■ Exercise task ■
Scan the records and identify every line in which the string "trapezium" occurs, then return those lines.

Records from a collection:
****************
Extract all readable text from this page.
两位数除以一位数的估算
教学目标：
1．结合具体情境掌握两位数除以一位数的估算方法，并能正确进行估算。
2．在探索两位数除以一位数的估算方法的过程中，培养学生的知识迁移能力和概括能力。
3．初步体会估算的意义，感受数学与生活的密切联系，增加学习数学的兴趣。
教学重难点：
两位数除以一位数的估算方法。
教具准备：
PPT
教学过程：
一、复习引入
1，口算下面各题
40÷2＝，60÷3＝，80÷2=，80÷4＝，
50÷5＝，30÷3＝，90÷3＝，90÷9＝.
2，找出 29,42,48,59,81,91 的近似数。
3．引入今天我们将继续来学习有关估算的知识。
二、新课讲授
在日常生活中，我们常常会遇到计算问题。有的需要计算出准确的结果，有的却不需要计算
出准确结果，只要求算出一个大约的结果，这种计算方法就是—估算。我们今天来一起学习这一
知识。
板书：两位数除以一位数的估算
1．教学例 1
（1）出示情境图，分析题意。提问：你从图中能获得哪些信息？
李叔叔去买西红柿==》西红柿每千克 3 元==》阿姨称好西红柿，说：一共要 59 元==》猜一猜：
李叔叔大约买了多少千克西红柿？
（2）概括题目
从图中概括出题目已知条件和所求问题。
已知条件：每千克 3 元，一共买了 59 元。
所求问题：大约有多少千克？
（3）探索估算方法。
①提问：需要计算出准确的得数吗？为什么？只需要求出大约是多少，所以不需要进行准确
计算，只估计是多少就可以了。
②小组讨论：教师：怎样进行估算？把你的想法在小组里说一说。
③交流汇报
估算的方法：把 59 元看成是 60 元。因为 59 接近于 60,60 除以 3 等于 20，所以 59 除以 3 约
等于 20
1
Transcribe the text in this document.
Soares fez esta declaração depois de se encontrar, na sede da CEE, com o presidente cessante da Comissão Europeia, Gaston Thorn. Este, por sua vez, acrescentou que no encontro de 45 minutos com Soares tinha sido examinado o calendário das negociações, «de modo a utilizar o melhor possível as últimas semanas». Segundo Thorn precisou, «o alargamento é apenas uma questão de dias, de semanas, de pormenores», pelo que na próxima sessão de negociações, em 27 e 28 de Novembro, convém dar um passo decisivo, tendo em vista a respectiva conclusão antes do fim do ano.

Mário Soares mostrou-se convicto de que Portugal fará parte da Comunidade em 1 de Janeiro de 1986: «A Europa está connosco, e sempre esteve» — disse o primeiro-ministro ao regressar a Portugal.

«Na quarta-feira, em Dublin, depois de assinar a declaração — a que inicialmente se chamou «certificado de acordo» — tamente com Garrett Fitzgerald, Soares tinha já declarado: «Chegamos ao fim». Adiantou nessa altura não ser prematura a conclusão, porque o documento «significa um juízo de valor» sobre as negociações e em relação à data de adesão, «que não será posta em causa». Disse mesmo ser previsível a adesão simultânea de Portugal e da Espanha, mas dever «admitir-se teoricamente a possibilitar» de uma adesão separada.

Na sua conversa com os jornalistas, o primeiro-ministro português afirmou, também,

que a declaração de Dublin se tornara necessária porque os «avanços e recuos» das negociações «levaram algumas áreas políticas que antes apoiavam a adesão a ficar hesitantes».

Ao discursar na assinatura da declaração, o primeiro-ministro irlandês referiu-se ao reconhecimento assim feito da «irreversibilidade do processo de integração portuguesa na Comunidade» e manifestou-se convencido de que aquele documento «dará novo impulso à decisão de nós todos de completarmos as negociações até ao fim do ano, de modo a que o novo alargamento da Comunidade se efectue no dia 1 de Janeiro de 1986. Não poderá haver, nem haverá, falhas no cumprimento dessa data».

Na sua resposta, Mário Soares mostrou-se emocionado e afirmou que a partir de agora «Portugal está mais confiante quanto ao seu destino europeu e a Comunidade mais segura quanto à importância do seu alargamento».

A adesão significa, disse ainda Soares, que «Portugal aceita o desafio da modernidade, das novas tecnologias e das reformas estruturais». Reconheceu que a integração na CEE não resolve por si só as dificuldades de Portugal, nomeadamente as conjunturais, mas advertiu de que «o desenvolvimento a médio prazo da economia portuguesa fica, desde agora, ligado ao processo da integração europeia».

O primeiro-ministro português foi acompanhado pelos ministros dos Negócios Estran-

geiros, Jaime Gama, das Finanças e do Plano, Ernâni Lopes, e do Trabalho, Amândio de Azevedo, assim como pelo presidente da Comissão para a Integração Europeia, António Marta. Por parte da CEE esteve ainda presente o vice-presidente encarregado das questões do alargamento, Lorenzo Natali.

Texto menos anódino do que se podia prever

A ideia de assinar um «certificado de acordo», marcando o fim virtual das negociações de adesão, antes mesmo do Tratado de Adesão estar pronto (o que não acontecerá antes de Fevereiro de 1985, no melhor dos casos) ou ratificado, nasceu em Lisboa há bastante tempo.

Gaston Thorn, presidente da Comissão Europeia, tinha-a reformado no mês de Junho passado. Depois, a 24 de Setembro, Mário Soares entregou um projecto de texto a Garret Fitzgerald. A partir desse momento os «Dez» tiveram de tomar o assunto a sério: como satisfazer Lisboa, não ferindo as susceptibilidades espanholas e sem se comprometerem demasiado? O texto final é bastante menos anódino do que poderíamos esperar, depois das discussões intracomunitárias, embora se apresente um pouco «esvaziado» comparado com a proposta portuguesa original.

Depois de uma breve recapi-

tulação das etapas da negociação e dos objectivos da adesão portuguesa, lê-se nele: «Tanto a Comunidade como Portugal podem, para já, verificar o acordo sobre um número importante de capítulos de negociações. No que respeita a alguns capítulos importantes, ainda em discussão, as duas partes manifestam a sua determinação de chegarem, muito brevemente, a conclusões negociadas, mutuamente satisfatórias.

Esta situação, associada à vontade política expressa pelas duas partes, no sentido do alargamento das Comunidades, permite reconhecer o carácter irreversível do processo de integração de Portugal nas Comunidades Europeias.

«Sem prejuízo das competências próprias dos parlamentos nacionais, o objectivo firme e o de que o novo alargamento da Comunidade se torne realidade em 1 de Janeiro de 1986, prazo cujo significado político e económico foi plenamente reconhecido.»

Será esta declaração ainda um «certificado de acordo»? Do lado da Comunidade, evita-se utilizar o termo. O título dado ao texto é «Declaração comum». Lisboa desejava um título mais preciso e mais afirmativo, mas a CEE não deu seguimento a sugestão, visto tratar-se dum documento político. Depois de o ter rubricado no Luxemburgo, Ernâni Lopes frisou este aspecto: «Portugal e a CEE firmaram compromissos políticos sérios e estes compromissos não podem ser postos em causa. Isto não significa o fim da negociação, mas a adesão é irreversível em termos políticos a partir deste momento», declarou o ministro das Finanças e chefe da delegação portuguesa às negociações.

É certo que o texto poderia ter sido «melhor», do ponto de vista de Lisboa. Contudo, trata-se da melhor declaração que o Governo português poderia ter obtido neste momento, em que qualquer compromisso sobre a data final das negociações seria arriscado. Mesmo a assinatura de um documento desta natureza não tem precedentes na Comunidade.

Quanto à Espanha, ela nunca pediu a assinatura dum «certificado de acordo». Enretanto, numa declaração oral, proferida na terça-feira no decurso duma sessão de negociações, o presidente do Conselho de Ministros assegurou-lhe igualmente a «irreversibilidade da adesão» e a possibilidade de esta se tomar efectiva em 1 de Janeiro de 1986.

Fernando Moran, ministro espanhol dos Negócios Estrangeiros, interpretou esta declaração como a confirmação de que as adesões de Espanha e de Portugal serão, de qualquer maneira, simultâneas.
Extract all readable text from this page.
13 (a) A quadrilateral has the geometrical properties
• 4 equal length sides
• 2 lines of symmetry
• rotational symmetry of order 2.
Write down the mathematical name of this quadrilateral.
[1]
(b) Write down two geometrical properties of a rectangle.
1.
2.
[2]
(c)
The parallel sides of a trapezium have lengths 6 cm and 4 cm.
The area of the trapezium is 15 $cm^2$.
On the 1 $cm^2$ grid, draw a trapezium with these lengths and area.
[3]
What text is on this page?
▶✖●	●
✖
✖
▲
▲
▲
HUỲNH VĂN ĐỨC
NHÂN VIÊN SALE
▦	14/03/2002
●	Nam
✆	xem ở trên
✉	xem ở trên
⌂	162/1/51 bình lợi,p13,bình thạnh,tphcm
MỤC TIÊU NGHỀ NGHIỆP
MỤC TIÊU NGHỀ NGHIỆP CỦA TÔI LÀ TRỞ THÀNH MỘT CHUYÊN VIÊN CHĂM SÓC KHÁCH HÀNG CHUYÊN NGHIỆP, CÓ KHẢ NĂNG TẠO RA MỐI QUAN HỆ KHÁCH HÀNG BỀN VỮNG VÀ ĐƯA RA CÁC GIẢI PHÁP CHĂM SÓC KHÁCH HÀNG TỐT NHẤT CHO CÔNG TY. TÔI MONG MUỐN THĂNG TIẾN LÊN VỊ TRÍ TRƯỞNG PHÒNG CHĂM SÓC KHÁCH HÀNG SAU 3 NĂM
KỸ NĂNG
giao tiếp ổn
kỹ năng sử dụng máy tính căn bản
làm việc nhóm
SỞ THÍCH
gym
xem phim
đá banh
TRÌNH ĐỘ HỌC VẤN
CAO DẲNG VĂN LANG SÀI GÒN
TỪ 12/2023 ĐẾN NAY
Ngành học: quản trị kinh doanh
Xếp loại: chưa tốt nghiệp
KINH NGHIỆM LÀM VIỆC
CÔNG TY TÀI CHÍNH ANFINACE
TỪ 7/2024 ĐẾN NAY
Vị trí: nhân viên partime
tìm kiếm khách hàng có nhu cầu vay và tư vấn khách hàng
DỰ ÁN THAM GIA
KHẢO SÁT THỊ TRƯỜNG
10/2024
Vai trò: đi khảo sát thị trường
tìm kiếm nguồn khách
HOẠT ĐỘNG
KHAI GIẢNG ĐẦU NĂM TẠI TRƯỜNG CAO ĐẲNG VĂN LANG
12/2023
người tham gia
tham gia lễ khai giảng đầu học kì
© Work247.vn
****************
■ Task response ■
The parallel sides of a trapezium have lengths 6 cm and 4 cm.
The area of the trapezium is 15 $cm^2$.
On the 1 $cm^2$ grid, draw a trapezium with these lengths and area.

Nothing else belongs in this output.